[Stored items from a collection]

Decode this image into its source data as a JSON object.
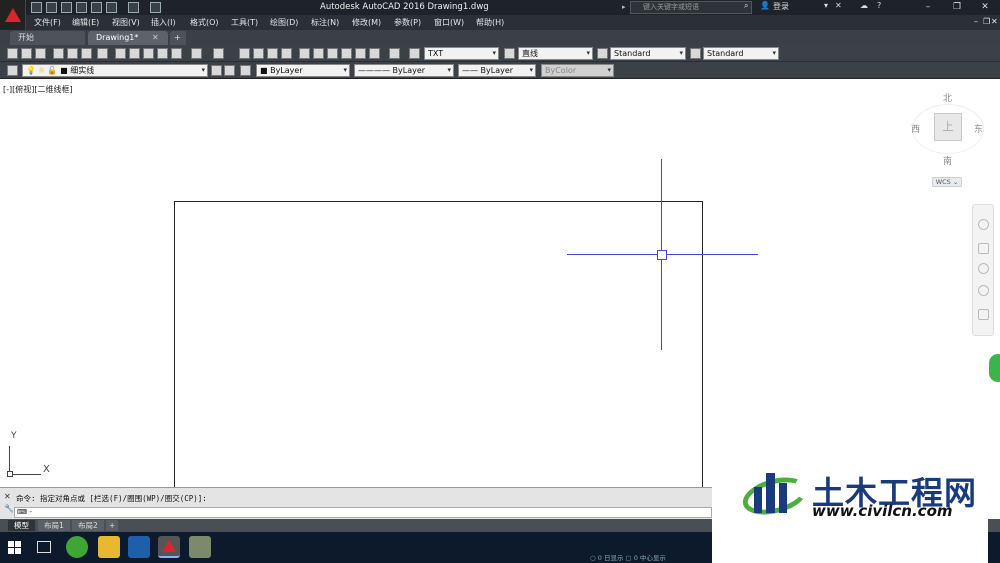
{
  "window": {
    "title": "Autodesk AutoCAD 2016    Drawing1.dwg",
    "search_placeholder": "键入关键字或短语",
    "login_label": "登录",
    "min_icon": "minimize-icon",
    "max_icon": "maximize-icon",
    "close_icon": "close-icon"
  },
  "menu": [
    "文件(F)",
    "编辑(E)",
    "视图(V)",
    "插入(I)",
    "格式(O)",
    "工具(T)",
    "绘图(D)",
    "标注(N)",
    "修改(M)",
    "参数(P)",
    "窗口(W)",
    "帮助(H)"
  ],
  "tabs": [
    {
      "label": "开始",
      "active": false
    },
    {
      "label": "Drawing1*",
      "active": true
    },
    {
      "label": "+",
      "active": false
    }
  ],
  "toolbar": {
    "text_style": "TXT",
    "dim_style": "直线",
    "table_style": "Standard",
    "multileader_style": "Standard",
    "layer": "■ 细实线",
    "color": "■ ByLayer",
    "linetype": "———— ByLayer",
    "lineweight": "—— ByLayer",
    "plotstyle": "ByColor"
  },
  "viewport": {
    "label": "[-][俯视][二维线框]"
  },
  "viewcube": {
    "north": "北",
    "south": "南",
    "east": "东",
    "west": "西",
    "top": "上",
    "wcs": "WCS ⌄"
  },
  "ucs": {
    "x": "X",
    "y": "Y"
  },
  "command": {
    "history": "命令: 指定对角点或 [栏选(F)/圈围(WP)/圈交(CP)]:",
    "prompt": "⌨ -"
  },
  "layout_tabs": [
    "模型",
    "布局1",
    "布局2",
    "+"
  ],
  "status": {
    "text": "○ 0 日显示      ▢ 0 中心显示"
  },
  "watermark": {
    "title": "土木工程网",
    "url": "www.civilcn.com"
  },
  "colors": {
    "crosshair": "#3b4bd8",
    "accent_red": "#d8262c",
    "watermark_blue": "#1a3a7e",
    "watermark_green": "#4caf3c"
  }
}
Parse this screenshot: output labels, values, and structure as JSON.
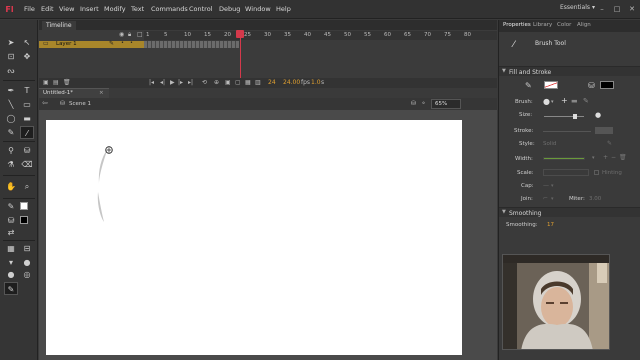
{
  "app": {
    "logo_text": "Fl"
  },
  "menu": [
    "File",
    "Edit",
    "View",
    "Insert",
    "Modify",
    "Text",
    "Commands",
    "Control",
    "Debug",
    "Window",
    "Help"
  ],
  "workspace": {
    "label": "Essentials",
    "chevron": "▾"
  },
  "window_controls": {
    "minimize": "–",
    "maximize": "□",
    "close": "✕"
  },
  "timeline": {
    "tab_label": "Timeline",
    "frame_numbers": [
      "1",
      "5",
      "10",
      "15",
      "20",
      "25",
      "30",
      "35",
      "40",
      "45",
      "50",
      "55",
      "60",
      "65",
      "70",
      "75",
      "80"
    ],
    "layer_name": "Layer 1",
    "current_frame": "24",
    "frame_rate": "24.00",
    "fps_label": "fps",
    "elapsed_time": "1.0",
    "time_unit": "s"
  },
  "document": {
    "tab_label": "Untitled-1*",
    "close": "×",
    "scene": "Scene 1",
    "zoom": "65%",
    "back_arrow": "⇦"
  },
  "properties": {
    "tabs": [
      "Properties",
      "Library",
      "Color",
      "Align"
    ],
    "tool_name": "Brush Tool",
    "sections": {
      "fill_stroke": "Fill and Stroke",
      "smoothing": "Smoothing"
    },
    "labels": {
      "brush": "Brush:",
      "size": "Size:",
      "stroke": "Stroke:",
      "style": "Style:",
      "style_value": "Solid",
      "width": "Width:",
      "scale": "Scale:",
      "hinting": "Hinting",
      "cap": "Cap:",
      "join": "Join:",
      "miter": "Miter:",
      "miter_value": "3.00",
      "smoothing": "Smoothing:",
      "smoothing_value": "17"
    },
    "fill_color": "#000000",
    "accent_color": "#e0a030"
  },
  "colors": {
    "menubar": "#323232",
    "panel": "#3a3a3a",
    "layer_highlight": "#a8862a",
    "playhead": "#d4394b",
    "stage": "#ffffff"
  }
}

**Stated exercise**
Consider the entries above and return each line with the string "Standard".

**Solution to this task**
    "table_style": "Standard",
    "multileader_style": "Standard",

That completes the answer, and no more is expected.